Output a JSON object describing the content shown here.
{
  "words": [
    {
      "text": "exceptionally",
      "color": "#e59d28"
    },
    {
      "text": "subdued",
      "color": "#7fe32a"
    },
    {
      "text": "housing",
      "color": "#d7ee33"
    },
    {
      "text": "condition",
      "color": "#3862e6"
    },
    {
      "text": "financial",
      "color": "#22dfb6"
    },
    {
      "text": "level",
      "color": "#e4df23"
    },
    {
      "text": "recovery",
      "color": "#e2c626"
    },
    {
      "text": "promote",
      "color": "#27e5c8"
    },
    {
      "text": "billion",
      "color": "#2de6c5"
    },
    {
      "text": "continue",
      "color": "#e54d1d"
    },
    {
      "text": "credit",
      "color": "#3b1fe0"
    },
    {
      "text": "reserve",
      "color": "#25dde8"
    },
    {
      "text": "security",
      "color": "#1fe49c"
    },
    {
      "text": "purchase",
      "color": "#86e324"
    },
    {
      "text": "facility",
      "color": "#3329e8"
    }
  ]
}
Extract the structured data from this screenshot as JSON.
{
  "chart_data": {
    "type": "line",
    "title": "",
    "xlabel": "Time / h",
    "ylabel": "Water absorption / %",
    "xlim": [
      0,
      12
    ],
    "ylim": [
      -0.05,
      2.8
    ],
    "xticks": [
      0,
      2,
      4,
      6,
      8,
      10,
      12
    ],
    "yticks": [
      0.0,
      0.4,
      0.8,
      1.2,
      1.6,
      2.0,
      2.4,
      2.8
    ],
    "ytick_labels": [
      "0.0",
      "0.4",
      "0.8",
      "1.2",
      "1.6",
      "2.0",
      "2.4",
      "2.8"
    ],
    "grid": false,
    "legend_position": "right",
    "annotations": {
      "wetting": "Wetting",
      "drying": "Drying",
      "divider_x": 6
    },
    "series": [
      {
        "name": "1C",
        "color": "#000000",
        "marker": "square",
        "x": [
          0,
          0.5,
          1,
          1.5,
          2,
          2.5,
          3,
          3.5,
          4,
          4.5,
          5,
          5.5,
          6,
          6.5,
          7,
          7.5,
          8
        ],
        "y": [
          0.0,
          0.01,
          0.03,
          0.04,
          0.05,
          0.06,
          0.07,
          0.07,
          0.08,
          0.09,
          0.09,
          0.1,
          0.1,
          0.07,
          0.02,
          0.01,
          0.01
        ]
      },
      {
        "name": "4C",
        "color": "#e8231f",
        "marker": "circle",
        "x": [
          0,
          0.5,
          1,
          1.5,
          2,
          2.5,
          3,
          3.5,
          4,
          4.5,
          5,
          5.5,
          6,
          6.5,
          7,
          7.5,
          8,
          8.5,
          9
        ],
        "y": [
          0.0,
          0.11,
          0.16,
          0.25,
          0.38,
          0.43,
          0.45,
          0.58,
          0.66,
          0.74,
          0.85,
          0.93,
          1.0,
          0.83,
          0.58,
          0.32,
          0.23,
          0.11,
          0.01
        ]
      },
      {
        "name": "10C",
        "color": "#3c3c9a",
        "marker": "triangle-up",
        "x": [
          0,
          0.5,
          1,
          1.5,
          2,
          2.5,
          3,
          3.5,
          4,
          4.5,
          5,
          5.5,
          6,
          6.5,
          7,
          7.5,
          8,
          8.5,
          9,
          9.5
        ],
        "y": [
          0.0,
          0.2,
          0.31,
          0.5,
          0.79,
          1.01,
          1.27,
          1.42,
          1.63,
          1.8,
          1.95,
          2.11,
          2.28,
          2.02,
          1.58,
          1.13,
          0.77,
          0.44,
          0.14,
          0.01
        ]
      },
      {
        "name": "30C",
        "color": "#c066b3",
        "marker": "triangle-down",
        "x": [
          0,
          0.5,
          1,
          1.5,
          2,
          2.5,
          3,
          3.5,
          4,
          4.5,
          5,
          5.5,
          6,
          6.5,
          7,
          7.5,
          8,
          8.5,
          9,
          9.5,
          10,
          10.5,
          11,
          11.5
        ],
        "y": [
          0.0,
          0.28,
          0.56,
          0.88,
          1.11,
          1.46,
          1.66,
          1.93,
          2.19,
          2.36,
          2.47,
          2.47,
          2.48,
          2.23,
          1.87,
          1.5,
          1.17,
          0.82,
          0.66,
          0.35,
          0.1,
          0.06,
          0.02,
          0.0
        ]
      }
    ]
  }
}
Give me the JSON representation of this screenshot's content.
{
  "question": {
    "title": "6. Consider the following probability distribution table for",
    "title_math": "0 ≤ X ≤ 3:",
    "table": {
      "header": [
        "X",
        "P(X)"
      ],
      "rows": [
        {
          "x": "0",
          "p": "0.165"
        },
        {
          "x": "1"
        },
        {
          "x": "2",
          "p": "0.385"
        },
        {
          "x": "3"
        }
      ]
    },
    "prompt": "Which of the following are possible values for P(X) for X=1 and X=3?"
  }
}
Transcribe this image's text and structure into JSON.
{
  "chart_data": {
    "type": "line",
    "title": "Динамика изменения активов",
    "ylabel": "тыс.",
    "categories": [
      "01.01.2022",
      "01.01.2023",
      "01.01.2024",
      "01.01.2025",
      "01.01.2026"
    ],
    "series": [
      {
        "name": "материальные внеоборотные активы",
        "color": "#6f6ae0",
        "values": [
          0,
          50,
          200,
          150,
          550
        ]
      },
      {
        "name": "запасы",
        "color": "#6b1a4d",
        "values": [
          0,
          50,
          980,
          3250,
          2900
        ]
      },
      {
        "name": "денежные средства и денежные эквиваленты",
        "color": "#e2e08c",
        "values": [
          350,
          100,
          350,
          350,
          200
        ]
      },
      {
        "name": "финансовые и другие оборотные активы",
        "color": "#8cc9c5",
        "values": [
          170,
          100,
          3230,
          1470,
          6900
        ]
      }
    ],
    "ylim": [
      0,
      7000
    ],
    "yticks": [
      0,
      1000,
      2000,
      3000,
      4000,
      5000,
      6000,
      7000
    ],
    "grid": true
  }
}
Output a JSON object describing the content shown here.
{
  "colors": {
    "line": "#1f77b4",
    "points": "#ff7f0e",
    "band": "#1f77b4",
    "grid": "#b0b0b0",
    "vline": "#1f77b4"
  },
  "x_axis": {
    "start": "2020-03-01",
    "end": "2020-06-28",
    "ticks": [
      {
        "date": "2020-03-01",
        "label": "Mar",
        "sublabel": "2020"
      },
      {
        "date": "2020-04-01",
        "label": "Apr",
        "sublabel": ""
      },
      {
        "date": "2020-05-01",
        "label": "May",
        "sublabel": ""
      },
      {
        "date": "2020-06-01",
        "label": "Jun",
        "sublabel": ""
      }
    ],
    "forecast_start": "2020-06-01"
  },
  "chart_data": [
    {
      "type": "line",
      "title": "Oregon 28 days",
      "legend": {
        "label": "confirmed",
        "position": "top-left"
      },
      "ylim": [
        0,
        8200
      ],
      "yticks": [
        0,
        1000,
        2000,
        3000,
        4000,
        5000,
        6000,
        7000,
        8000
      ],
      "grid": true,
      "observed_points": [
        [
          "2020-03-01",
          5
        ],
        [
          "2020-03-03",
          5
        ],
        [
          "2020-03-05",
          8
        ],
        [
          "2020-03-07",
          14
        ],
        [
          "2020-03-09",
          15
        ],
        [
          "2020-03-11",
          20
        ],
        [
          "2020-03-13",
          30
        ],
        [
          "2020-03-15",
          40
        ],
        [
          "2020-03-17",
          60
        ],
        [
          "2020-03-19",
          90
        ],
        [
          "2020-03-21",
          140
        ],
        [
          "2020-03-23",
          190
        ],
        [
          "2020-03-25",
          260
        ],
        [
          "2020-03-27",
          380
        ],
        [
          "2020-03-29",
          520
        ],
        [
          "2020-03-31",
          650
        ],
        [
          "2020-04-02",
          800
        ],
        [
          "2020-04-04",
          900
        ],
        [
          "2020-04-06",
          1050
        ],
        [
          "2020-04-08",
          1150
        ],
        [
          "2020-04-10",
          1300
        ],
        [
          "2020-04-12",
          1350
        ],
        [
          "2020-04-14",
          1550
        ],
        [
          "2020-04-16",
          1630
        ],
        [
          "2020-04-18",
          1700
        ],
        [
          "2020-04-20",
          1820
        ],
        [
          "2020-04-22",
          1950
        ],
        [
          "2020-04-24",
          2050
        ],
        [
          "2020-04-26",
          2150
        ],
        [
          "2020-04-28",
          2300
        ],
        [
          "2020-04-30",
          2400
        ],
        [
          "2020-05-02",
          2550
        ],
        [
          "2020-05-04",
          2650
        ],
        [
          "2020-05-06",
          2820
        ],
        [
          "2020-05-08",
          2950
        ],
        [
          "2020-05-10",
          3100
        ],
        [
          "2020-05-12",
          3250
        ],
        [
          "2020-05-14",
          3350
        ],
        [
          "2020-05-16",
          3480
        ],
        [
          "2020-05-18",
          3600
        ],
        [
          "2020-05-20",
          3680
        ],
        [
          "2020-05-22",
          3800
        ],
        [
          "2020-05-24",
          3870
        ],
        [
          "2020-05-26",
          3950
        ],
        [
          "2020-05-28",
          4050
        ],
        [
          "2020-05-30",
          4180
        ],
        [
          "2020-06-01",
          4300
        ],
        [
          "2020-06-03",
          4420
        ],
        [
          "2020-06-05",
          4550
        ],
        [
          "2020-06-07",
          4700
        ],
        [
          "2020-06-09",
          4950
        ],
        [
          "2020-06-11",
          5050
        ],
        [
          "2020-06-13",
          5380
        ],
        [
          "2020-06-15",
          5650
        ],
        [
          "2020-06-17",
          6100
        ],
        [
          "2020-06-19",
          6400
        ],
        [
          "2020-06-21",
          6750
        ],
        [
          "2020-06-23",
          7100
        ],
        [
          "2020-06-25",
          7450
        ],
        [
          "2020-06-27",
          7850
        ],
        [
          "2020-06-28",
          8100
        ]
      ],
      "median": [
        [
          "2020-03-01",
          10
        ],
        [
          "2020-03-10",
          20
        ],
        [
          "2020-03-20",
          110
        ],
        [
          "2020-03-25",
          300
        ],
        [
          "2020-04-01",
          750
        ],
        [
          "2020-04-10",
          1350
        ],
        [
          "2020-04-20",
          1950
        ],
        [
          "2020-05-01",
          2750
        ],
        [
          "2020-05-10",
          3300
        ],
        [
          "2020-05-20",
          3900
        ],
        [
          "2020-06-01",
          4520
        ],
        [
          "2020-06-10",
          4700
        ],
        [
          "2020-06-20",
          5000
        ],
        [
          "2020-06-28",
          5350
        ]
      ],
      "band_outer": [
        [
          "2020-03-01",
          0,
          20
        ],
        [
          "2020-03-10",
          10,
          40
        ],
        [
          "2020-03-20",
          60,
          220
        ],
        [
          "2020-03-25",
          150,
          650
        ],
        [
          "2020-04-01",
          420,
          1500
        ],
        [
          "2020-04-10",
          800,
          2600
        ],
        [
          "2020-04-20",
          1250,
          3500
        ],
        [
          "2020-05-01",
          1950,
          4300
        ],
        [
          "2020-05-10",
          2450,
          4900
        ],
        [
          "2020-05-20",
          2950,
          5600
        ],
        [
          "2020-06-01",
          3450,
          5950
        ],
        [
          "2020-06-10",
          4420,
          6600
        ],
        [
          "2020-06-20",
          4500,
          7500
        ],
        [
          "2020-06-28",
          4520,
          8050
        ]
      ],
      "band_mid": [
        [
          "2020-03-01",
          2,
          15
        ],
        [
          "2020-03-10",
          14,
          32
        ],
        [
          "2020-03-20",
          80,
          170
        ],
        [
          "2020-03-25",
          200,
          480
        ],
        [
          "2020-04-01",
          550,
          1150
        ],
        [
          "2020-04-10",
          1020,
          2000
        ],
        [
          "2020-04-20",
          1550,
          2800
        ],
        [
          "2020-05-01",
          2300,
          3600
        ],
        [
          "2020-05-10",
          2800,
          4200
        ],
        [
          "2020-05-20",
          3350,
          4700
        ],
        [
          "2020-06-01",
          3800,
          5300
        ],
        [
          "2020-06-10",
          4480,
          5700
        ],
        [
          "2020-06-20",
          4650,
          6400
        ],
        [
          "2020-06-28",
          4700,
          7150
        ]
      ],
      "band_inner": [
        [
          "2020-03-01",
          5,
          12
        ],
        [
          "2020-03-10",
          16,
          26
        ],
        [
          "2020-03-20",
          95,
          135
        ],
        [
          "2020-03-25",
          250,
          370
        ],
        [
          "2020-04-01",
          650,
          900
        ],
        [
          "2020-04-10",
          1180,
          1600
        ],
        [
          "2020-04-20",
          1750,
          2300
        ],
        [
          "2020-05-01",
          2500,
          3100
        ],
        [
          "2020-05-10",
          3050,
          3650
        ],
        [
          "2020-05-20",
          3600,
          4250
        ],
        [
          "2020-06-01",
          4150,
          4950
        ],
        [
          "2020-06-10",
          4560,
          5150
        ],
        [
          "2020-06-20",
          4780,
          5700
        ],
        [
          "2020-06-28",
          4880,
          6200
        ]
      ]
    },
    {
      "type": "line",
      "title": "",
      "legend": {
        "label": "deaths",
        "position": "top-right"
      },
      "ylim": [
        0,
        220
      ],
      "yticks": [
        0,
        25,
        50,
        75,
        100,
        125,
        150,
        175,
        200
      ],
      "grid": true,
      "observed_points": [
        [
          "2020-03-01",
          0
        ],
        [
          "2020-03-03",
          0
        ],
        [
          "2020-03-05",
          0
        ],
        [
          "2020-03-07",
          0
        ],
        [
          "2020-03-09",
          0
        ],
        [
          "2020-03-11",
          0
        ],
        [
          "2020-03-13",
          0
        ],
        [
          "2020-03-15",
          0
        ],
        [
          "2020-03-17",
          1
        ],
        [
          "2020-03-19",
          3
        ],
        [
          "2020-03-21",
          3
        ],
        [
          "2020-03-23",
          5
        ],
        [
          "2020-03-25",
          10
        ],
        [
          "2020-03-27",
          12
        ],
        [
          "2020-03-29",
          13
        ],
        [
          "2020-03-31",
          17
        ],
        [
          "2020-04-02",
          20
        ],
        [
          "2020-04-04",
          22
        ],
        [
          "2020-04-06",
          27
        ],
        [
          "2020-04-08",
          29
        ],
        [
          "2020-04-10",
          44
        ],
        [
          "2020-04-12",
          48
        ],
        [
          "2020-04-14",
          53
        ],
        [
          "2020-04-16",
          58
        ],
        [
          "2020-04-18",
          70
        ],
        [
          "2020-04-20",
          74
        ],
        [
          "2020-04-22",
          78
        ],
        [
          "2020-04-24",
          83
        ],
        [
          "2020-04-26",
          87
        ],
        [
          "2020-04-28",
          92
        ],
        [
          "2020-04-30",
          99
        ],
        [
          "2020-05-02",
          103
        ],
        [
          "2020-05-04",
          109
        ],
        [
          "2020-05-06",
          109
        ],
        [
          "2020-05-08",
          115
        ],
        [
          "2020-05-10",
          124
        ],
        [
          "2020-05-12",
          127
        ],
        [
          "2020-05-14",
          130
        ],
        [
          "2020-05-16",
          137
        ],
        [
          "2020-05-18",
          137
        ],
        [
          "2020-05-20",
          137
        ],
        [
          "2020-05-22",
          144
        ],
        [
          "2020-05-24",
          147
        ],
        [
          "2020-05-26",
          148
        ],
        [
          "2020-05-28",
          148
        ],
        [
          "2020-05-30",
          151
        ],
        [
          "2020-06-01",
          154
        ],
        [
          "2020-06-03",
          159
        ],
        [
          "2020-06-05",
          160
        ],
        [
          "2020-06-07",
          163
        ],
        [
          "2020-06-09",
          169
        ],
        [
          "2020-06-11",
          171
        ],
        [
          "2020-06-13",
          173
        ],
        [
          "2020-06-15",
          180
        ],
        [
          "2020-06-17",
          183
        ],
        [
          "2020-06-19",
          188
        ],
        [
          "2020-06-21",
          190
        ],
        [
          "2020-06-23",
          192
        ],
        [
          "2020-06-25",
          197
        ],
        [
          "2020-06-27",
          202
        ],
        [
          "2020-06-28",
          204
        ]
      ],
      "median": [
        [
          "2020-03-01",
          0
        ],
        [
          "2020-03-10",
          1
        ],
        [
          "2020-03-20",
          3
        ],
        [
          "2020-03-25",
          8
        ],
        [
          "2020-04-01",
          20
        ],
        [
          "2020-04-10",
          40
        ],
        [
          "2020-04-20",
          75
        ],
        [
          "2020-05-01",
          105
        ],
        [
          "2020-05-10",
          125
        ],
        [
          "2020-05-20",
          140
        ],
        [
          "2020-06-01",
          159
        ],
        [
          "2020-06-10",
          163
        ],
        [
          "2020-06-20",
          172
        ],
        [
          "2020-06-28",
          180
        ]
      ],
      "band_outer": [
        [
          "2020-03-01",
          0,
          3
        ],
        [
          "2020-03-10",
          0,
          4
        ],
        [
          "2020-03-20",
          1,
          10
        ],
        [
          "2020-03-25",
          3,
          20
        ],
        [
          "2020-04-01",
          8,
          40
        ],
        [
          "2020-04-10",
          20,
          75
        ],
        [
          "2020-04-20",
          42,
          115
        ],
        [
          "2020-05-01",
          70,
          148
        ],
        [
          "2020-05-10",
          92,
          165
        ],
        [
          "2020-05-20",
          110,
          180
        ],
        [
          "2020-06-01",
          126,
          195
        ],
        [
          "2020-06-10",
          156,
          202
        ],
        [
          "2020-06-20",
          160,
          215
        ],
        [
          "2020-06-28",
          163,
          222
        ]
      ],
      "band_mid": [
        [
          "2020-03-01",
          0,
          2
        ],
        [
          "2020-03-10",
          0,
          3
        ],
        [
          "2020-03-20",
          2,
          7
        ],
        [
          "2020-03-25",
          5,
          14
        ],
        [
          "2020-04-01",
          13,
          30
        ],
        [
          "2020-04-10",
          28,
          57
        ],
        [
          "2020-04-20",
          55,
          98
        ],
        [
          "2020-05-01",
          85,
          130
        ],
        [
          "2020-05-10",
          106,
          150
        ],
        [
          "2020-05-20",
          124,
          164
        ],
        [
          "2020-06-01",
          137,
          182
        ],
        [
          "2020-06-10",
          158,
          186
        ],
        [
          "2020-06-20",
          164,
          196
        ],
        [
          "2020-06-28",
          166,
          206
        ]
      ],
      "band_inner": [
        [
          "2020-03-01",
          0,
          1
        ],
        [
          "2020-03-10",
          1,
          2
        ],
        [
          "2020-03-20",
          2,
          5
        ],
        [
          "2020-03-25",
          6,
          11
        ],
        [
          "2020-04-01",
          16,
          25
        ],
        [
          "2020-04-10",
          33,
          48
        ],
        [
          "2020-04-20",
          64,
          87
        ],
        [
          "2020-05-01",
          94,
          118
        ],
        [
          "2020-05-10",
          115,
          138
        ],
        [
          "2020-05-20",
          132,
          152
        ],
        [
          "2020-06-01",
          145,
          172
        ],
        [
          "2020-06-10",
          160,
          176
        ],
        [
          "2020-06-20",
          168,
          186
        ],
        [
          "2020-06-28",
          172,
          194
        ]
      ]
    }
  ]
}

GOAL: Determine how many lines above contain "grid" as a word or string. Give the number alone.

RESPONSE TO THE TASK: 5